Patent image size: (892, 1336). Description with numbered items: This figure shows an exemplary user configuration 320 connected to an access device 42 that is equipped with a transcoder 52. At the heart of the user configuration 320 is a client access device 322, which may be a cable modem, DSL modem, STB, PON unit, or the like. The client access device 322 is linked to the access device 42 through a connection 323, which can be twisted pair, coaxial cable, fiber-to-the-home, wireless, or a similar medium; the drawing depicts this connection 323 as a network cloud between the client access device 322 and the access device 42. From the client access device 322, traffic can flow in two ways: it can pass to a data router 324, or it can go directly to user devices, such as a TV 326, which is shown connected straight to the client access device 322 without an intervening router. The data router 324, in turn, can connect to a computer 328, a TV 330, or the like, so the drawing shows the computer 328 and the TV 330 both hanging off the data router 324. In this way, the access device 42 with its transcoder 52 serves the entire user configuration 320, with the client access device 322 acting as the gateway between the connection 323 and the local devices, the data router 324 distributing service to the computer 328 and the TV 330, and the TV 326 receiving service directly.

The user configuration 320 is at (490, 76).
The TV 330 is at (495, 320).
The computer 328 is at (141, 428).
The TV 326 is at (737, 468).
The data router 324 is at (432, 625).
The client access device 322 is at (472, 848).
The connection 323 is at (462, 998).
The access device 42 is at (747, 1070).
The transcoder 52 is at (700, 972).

**Set task**
Rewrite the records above with "exemplary" swapped for "sample" wherever it occurs, leaving everything else unchanged.

**The response**
Patent image size: (892, 1336). Description with numbered items: This figure shows an sample user configuration 320 connected to an access device 42 that is equipped with a transcoder 52. At the heart of the user configuration 320 is a client access device 322, which may be a cable modem, DSL modem, STB, PON unit, or the like. The client access device 322 is linked to the access device 42 through a connection 323, which can be twisted pair, coaxial cable, fiber-to-the-home, wireless, or a similar medium; the drawing depicts this connection 323 as a network cloud between the client access device 322 and the access device 42. From the client access device 322, traffic can flow in two ways: it can pass to a data router 324, or it can go directly to user devices, such as a TV 326, which is shown connected straight to the client access device 322 without an intervening router. The data router 324, in turn, can connect to a computer 328, a TV 330, or the like, so the drawing shows the computer 328 and the TV 330 both hanging off the data router 324. In this way, the access device 42 with its transcoder 52 serves the entire user configuration 320, with the client access device 322 acting as the gateway between the connection 323 and the local devices, the data router 324 distributing service to the computer 328 and the TV 330, and the TV 326 receiving service directly.

The user configuration 320 is at (490, 76).
The TV 330 is at (495, 320).
The computer 328 is at (141, 428).
The TV 326 is at (737, 468).
The data router 324 is at (432, 625).
The client access device 322 is at (472, 848).
The connection 323 is at (462, 998).
The access device 42 is at (747, 1070).
The transcoder 52 is at (700, 972).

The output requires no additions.